━━━━━ Extracted material ━━━━━
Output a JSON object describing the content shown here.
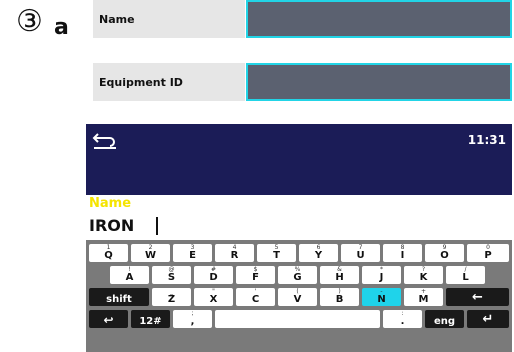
{
  "step": {
    "number": "③",
    "letter": "a"
  },
  "fields": [
    {
      "label": "Name",
      "value": ""
    },
    {
      "label": "Equipment ID",
      "value": ""
    }
  ],
  "device": {
    "clock": "11:31",
    "edit_title": "Name",
    "entry_value": "IRON"
  },
  "keyboard": {
    "row1": [
      {
        "main": "Q",
        "sub": "1"
      },
      {
        "main": "W",
        "sub": "2"
      },
      {
        "main": "E",
        "sub": "3"
      },
      {
        "main": "R",
        "sub": "4"
      },
      {
        "main": "T",
        "sub": "5"
      },
      {
        "main": "Y",
        "sub": "6"
      },
      {
        "main": "U",
        "sub": "7"
      },
      {
        "main": "I",
        "sub": "8"
      },
      {
        "main": "O",
        "sub": "9"
      },
      {
        "main": "P",
        "sub": "0"
      }
    ],
    "row2": [
      {
        "main": "A",
        "sub": "!"
      },
      {
        "main": "S",
        "sub": "@"
      },
      {
        "main": "D",
        "sub": "#"
      },
      {
        "main": "F",
        "sub": "$"
      },
      {
        "main": "G",
        "sub": "%"
      },
      {
        "main": "H",
        "sub": "&"
      },
      {
        "main": "J",
        "sub": "*"
      },
      {
        "main": "K",
        "sub": "?"
      },
      {
        "main": "L",
        "sub": "/"
      }
    ],
    "row3": {
      "shift": "shift",
      "letters": [
        {
          "main": "Z",
          "sub": "_"
        },
        {
          "main": "X",
          "sub": "\""
        },
        {
          "main": "C",
          "sub": "'"
        },
        {
          "main": "V",
          "sub": "("
        },
        {
          "main": "B",
          "sub": ")"
        },
        {
          "main": "N",
          "sub": "-"
        },
        {
          "main": "M",
          "sub": "+"
        }
      ],
      "backspace": "←"
    },
    "row4": {
      "back": "↩",
      "mode": "12#",
      "comma_sub": ";",
      "comma": ",",
      "period_sub": ":",
      "period": ".",
      "lang": "eng",
      "enter": "↵"
    }
  },
  "colors": {
    "accent": "#1fd3ea",
    "header": "#1b1c57",
    "title": "#f5e400"
  }
}
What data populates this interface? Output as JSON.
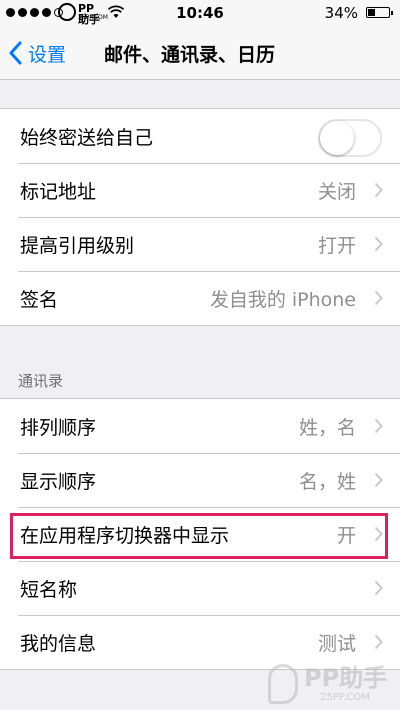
{
  "status_bar": {
    "carrier": "PP助手",
    "carrier_sub": "25PP.COM",
    "time": "10:46",
    "battery_pct": "34%",
    "battery_level": 0.34
  },
  "nav": {
    "back_label": "设置",
    "title": "邮件、通讯录、日历"
  },
  "mail_group": [
    {
      "label": "始终密送给自己",
      "toggle": false
    },
    {
      "label": "标记地址",
      "value": "关闭"
    },
    {
      "label": "提高引用级别",
      "value": "打开"
    },
    {
      "label": "签名",
      "value": "发自我的 iPhone"
    }
  ],
  "contacts_section": {
    "header": "通讯录",
    "items": [
      {
        "label": "排列顺序",
        "value": "姓，名"
      },
      {
        "label": "显示顺序",
        "value": "名，姓"
      },
      {
        "label": "在应用程序切换器中显示",
        "value": "开"
      },
      {
        "label": "短名称",
        "value": ""
      },
      {
        "label": "我的信息",
        "value": "测试"
      }
    ]
  },
  "watermark": {
    "text": "PP助手",
    "sub": "25PP.COM"
  },
  "colors": {
    "accent": "#007aff",
    "highlight": "#e0215b",
    "background": "#efeff4"
  }
}
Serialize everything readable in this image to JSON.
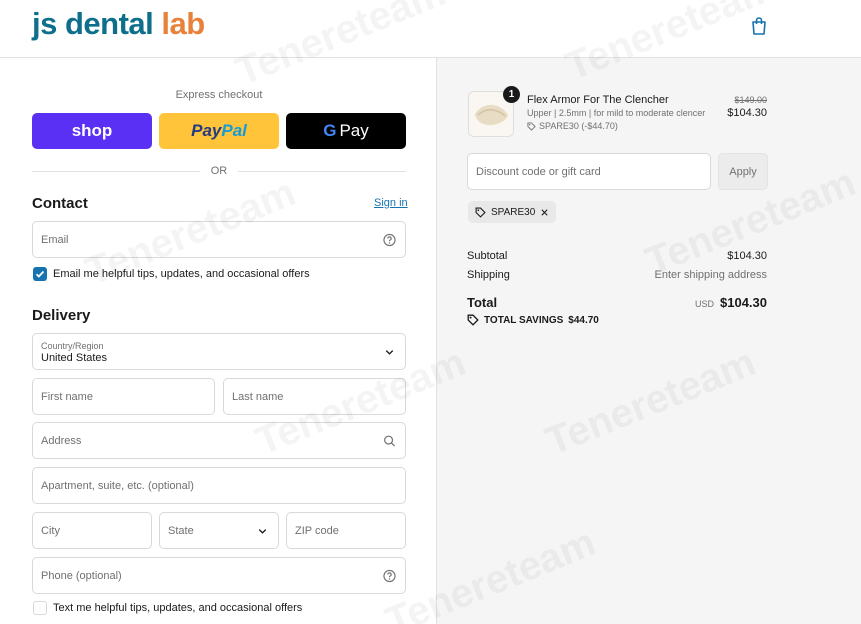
━━━━━
* _Set task_
Quote the listing above in full, except for the pictures.

* _Finished answer_
Output a JSON object describing the content shown here.
{
  "step": {
    "number": "③",
    "letter": "a"
  },
  "fields": [
    {
      "label": "Name",
      "value": ""
    },
    {
      "label": "Equipment ID",
      "value": ""
    }
  ],
  "device": {
    "clock": "11:31",
    "edit_title": "Name",
    "entry_value": "IRON"
  },
  "keyboard": {
    "row1": [
      {
        "main": "Q",
        "sub": "1"
      },
      {
        "main": "W",
        "sub": "2"
      },
      {
        "main": "E",
        "sub": "3"
      },
      {
        "main": "R",
        "sub": "4"
      },
      {
        "main": "T",
        "sub": "5"
      },
      {
        "main": "Y",
        "sub": "6"
      },
      {
        "main": "U",
        "sub": "7"
      },
      {
        "main": "I",
        "sub": "8"
      },
      {
        "main": "O",
        "sub": "9"
      },
      {
        "main": "P",
        "sub": "0"
      }
    ],
    "row2": [
      {
        "main": "A",
        "sub": "!"
      },
      {
        "main": "S",
        "sub": "@"
      },
      {
        "main": "D",
        "sub": "#"
      },
      {
        "main": "F",
        "sub": "$"
      },
      {
        "main": "G",
        "sub": "%"
      },
      {
        "main": "H",
        "sub": "&"
      },
      {
        "main": "J",
        "sub": "*"
      },
      {
        "main": "K",
        "sub": "?"
      },
      {
        "main": "L",
        "sub": "/"
      }
    ],
    "row3": {
      "shift": "shift",
      "letters": [
        {
          "main": "Z",
          "sub": "_"
        },
        {
          "main": "X",
          "sub": "\""
        },
        {
          "main": "C",
          "sub": "'"
        },
        {
          "main": "V",
          "sub": "("
        },
        {
          "main": "B",
          "sub": ")"
        },
        {
          "main": "N",
          "sub": "-"
        },
        {
          "main": "M",
          "sub": "+"
        }
      ],
      "backspace": "←"
    },
    "row4": {
      "back": "↩",
      "mode": "12#",
      "comma_sub": ";",
      "comma": ",",
      "period_sub": ":",
      "period": ".",
      "lang": "eng",
      "enter": "↵"
    }
  },
  "colors": {
    "accent": "#1fd3ea",
    "header": "#1b1c57",
    "title": "#f5e400"
  }
}
What data populates this interface? Output as JSON.
{
  "status_bar": {
    "carrier": "PP助手",
    "carrier_sub": "25PP.COM",
    "time": "10:46",
    "battery_pct": "34%",
    "battery_level": 0.34
  },
  "nav": {
    "back_label": "设置",
    "title": "邮件、通讯录、日历"
  },
  "mail_group": [
    {
      "label": "始终密送给自己",
      "toggle": false
    },
    {
      "label": "标记地址",
      "value": "关闭"
    },
    {
      "label": "提高引用级别",
      "value": "打开"
    },
    {
      "label": "签名",
      "value": "发自我的 iPhone"
    }
  ],
  "contacts_section": {
    "header": "通讯录",
    "items": [
      {
        "label": "排列顺序",
        "value": "姓，名"
      },
      {
        "label": "显示顺序",
        "value": "名，姓"
      },
      {
        "label": "在应用程序切换器中显示",
        "value": "开"
      },
      {
        "label": "短名称",
        "value": ""
      },
      {
        "label": "我的信息",
        "value": "测试"
      }
    ]
  },
  "watermark": {
    "text": "PP助手",
    "sub": "25PP.COM"
  },
  "colors": {
    "accent": "#007aff",
    "highlight": "#e0215b",
    "background": "#efeff4"
  }
}
Serialize everything readable in this image to JSON.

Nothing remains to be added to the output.